— Begin Dataset excerpts —

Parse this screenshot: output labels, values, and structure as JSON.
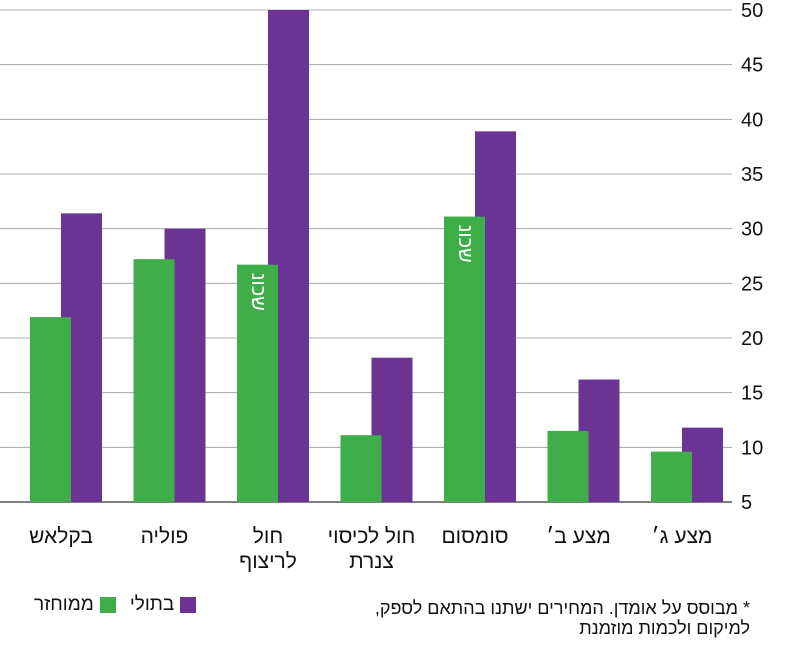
{
  "chart_data": {
    "type": "bar",
    "categories": [
      "בקלאש",
      "פוליה",
      "חול לריצוף",
      "חול לכיסוי צנרת",
      "סומסום",
      "מצע ב׳",
      "מצע ג׳"
    ],
    "category_lines": [
      [
        "בקלאש"
      ],
      [
        "פוליה"
      ],
      [
        "חול",
        "לריצוף"
      ],
      [
        "חול לכיסוי",
        "צנרת"
      ],
      [
        "סומסום"
      ],
      [
        "מצע ב׳"
      ],
      [
        "מצע ג׳"
      ]
    ],
    "series": [
      {
        "name": "ממוחזר",
        "values": [
          21.9,
          27.2,
          26.7,
          11.1,
          31.1,
          11.5,
          9.6
        ]
      },
      {
        "name": "בתולי",
        "values": [
          31.4,
          30.0,
          50.0,
          18.2,
          38.9,
          16.2,
          11.8
        ]
      }
    ],
    "bar_annotations": [
      {
        "category_index": 2,
        "series_index": 0,
        "text": "שכונ"
      },
      {
        "category_index": 4,
        "series_index": 0,
        "text": "שכונ"
      }
    ],
    "yticks": [
      5,
      10,
      15,
      20,
      25,
      30,
      35,
      40,
      45,
      50
    ],
    "ylim": [
      5,
      50
    ],
    "grid": true,
    "y_axis_side": "right",
    "colors": {
      "recycled": "#3fae4a",
      "virgin": "#6b3494",
      "grid": "#999999"
    }
  },
  "legend": {
    "items": [
      {
        "label": "ממוחזר",
        "color": "#3fae4a"
      },
      {
        "label": "בתולי",
        "color": "#6b3494"
      }
    ]
  },
  "footnote": {
    "line1": "* מבוסס על אומדן. המחירים ישתנו בהתאם לספק,",
    "line2": "למיקום ולכמות מוזמנת"
  }
}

— End Dataset excerpts —

> What is asked
Would you mind returning each entry above word for word, skipping the images?

> Correct response
Parse this screenshot: output labels, values, and structure as JSON.
{
  "chart_data": {
    "type": "bar",
    "categories": [
      "בקלאש",
      "פוליה",
      "חול לריצוף",
      "חול לכיסוי צנרת",
      "סומסום",
      "מצע ב׳",
      "מצע ג׳"
    ],
    "category_lines": [
      [
        "בקלאש"
      ],
      [
        "פוליה"
      ],
      [
        "חול",
        "לריצוף"
      ],
      [
        "חול לכיסוי",
        "צנרת"
      ],
      [
        "סומסום"
      ],
      [
        "מצע ב׳"
      ],
      [
        "מצע ג׳"
      ]
    ],
    "series": [
      {
        "name": "ממוחזר",
        "values": [
          21.9,
          27.2,
          26.7,
          11.1,
          31.1,
          11.5,
          9.6
        ]
      },
      {
        "name": "בתולי",
        "values": [
          31.4,
          30.0,
          50.0,
          18.2,
          38.9,
          16.2,
          11.8
        ]
      }
    ],
    "bar_annotations": [
      {
        "category_index": 2,
        "series_index": 0,
        "text": "שכונ"
      },
      {
        "category_index": 4,
        "series_index": 0,
        "text": "שכונ"
      }
    ],
    "yticks": [
      5,
      10,
      15,
      20,
      25,
      30,
      35,
      40,
      45,
      50
    ],
    "ylim": [
      5,
      50
    ],
    "grid": true,
    "y_axis_side": "right",
    "colors": {
      "recycled": "#3fae4a",
      "virgin": "#6b3494",
      "grid": "#999999"
    }
  },
  "legend": {
    "items": [
      {
        "label": "ממוחזר",
        "color": "#3fae4a"
      },
      {
        "label": "בתולי",
        "color": "#6b3494"
      }
    ]
  },
  "footnote": {
    "line1": "* מבוסס על אומדן. המחירים ישתנו בהתאם לספק,",
    "line2": "למיקום ולכמות מוזמנת"
  }
}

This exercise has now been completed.